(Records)
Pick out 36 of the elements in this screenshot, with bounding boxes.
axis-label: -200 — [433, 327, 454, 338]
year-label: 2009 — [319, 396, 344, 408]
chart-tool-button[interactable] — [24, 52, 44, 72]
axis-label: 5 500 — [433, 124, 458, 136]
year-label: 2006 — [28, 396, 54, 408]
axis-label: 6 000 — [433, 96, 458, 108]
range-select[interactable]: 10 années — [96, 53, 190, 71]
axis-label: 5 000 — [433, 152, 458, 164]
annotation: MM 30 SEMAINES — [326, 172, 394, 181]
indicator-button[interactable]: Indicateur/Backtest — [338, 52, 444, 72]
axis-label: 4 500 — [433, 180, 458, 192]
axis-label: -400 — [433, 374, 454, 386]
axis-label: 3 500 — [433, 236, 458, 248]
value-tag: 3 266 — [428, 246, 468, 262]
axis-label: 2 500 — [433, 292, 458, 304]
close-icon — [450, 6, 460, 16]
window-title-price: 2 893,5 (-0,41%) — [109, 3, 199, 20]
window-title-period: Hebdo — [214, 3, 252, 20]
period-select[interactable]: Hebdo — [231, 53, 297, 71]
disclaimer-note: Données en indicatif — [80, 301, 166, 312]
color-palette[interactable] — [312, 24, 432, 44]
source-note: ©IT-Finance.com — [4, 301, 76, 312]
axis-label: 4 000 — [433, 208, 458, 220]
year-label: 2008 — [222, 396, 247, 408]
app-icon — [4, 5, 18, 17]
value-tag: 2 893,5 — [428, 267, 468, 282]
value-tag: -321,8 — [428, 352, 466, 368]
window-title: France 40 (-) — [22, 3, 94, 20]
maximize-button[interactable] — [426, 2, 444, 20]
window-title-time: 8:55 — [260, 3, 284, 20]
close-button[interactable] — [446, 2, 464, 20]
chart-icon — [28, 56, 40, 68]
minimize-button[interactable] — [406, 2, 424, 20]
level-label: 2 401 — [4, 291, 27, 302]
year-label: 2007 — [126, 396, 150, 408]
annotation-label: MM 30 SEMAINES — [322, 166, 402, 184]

◆ **To do**
Tally the lines in the items above that contain the string "value", treating uppercase and lowercase as different, and reply with the number alone.

◆ **Response to the exercise**
3